▶ _Assignment_: Go to the line that includes "Transcribe this image's" and retype it, then every line after it to the end of the data, adding nothing.

--------------------------------------------------

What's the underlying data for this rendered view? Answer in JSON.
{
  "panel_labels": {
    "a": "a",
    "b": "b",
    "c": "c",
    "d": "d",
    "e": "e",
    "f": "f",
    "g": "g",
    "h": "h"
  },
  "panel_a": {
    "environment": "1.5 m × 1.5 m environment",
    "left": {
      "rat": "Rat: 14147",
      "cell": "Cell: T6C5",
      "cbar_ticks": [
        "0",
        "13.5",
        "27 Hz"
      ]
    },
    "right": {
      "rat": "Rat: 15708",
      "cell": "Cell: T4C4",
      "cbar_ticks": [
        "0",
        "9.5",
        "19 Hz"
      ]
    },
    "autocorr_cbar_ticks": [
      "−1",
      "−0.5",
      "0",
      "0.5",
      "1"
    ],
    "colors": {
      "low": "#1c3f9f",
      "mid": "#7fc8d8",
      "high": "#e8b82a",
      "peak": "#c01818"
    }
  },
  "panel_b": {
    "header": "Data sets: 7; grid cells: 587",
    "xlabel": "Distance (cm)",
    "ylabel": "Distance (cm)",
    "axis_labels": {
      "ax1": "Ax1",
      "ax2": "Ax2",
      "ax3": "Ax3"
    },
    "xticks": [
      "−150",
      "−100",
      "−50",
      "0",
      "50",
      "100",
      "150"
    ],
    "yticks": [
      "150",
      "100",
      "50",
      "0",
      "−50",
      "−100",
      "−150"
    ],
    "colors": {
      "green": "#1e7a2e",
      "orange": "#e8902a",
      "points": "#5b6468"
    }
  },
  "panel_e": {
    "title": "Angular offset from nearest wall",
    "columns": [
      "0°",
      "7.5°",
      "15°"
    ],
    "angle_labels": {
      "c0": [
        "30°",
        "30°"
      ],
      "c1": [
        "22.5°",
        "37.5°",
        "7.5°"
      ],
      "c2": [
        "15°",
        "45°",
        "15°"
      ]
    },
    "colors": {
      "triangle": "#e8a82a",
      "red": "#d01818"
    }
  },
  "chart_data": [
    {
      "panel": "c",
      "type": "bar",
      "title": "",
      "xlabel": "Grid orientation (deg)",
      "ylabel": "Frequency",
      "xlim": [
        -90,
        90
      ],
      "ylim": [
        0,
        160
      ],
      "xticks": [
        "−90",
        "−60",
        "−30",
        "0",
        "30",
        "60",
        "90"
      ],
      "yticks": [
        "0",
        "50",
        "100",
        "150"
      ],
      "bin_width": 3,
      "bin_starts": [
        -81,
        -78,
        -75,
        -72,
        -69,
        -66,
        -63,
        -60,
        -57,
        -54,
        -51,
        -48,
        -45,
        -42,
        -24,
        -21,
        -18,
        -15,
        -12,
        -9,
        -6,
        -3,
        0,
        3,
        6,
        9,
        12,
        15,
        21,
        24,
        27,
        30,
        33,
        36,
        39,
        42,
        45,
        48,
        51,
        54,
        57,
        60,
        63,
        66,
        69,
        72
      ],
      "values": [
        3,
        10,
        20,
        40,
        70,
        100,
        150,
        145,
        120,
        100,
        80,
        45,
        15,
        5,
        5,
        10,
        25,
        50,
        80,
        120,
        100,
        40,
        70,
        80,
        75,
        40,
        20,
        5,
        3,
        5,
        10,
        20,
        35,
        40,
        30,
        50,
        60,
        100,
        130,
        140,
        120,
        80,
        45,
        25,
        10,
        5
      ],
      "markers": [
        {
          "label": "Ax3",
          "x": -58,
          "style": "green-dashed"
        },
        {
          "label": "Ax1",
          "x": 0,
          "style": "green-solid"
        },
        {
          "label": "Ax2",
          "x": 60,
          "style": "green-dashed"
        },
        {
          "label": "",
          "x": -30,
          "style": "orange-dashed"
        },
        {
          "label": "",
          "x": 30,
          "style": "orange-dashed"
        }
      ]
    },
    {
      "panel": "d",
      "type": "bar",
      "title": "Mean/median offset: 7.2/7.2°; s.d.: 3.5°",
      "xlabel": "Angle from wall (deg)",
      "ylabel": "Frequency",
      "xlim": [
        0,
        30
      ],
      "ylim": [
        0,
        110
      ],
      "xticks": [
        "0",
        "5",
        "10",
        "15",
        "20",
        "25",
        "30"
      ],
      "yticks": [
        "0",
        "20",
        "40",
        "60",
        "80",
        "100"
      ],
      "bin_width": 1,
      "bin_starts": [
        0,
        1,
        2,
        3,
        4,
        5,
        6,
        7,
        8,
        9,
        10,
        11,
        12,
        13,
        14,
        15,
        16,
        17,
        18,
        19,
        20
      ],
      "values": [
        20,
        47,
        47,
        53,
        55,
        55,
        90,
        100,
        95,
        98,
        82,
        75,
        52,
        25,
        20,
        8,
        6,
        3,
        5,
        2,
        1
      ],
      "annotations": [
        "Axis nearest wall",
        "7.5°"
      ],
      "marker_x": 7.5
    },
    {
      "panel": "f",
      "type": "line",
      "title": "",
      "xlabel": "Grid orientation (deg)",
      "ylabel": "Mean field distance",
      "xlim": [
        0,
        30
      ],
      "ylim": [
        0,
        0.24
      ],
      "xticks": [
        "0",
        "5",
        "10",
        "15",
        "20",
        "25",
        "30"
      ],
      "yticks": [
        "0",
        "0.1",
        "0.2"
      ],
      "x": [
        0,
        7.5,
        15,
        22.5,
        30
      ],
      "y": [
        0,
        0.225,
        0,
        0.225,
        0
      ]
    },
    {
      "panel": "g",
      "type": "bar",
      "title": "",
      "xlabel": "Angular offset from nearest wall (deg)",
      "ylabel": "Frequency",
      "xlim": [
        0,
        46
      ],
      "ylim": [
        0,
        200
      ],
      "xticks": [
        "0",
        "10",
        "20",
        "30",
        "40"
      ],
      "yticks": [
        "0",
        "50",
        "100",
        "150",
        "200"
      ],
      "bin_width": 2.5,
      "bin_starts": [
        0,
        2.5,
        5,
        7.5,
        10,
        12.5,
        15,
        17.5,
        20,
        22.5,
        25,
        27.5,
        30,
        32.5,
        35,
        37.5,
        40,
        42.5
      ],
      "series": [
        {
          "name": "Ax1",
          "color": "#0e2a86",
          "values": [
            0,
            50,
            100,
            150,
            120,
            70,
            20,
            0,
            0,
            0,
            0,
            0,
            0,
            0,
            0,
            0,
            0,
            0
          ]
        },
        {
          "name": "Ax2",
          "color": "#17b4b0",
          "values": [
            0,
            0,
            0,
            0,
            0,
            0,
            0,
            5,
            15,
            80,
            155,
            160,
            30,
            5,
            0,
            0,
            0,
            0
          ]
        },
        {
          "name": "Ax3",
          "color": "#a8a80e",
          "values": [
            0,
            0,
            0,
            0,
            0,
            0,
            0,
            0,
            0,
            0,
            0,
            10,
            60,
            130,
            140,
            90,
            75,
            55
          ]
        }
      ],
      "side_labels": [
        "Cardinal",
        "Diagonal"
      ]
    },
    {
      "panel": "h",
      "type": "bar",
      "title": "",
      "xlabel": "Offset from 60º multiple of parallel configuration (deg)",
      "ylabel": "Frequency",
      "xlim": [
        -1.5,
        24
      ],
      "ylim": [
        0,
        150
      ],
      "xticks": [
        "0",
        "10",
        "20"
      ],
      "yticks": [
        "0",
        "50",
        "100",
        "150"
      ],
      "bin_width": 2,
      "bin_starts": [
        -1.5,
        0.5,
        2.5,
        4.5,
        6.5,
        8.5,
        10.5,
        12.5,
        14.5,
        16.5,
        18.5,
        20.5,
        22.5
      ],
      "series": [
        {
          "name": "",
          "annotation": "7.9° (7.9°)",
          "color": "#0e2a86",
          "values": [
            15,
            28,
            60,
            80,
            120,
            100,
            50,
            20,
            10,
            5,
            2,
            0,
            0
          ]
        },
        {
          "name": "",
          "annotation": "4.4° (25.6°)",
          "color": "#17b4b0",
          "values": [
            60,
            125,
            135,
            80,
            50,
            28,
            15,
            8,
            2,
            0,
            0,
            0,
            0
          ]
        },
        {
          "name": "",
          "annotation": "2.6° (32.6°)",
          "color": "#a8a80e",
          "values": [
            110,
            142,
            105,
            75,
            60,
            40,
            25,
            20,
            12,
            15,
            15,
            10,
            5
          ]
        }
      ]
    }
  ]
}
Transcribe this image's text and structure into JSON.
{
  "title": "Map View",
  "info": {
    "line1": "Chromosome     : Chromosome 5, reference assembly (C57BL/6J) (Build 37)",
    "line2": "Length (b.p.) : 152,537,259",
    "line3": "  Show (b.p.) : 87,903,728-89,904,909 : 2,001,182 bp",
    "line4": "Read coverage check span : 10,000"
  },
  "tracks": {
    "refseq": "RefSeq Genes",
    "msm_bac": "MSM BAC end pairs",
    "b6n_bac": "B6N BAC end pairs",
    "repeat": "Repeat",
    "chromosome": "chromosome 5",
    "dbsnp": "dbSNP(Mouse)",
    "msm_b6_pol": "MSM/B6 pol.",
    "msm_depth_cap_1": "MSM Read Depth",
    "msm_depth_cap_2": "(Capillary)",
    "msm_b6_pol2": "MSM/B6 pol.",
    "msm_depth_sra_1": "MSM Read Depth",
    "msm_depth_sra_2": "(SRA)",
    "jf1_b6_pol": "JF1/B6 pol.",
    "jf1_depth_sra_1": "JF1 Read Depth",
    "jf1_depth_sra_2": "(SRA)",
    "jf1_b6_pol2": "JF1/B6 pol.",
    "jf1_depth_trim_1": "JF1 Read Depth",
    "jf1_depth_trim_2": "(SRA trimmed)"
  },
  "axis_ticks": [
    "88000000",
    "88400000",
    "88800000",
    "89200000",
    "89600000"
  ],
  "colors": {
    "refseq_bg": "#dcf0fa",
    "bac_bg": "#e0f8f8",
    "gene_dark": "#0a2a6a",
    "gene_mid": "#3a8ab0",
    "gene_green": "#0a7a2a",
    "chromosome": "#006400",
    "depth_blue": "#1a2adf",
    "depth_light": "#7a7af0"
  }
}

--------------------------------------------------

▶ _Result of this task_:
Transcribe this image's text and structure into JSON.
{
  "title": "Map View",
  "info": {
    "line1": "Chromosome     : Chromosome 5, reference assembly (C57BL/6J) (Build 37)",
    "line2": "Length (b.p.) : 152,537,259",
    "line3": "  Show (b.p.) : 87,903,728-89,904,909 : 2,001,182 bp",
    "line4": "Read coverage check span : 10,000"
  },
  "tracks": {
    "refseq": "RefSeq Genes",
    "msm_bac": "MSM BAC end pairs",
    "b6n_bac": "B6N BAC end pairs",
    "repeat": "Repeat",
    "chromosome": "chromosome 5",
    "dbsnp": "dbSNP(Mouse)",
    "msm_b6_pol": "MSM/B6 pol.",
    "msm_depth_cap_1": "MSM Read Depth",
    "msm_depth_cap_2": "(Capillary)",
    "msm_b6_pol2": "MSM/B6 pol.",
    "msm_depth_sra_1": "MSM Read Depth",
    "msm_depth_sra_2": "(SRA)",
    "jf1_b6_pol": "JF1/B6 pol.",
    "jf1_depth_sra_1": "JF1 Read Depth",
    "jf1_depth_sra_2": "(SRA)",
    "jf1_b6_pol2": "JF1/B6 pol.",
    "jf1_depth_trim_1": "JF1 Read Depth",
    "jf1_depth_trim_2": "(SRA trimmed)"
  },
  "axis_ticks": [
    "88000000",
    "88400000",
    "88800000",
    "89200000",
    "89600000"
  ],
  "colors": {
    "refseq_bg": "#dcf0fa",
    "bac_bg": "#e0f8f8",
    "gene_dark": "#0a2a6a",
    "gene_mid": "#3a8ab0",
    "gene_green": "#0a7a2a",
    "chromosome": "#006400",
    "depth_blue": "#1a2adf",
    "depth_light": "#7a7af0"
  }
}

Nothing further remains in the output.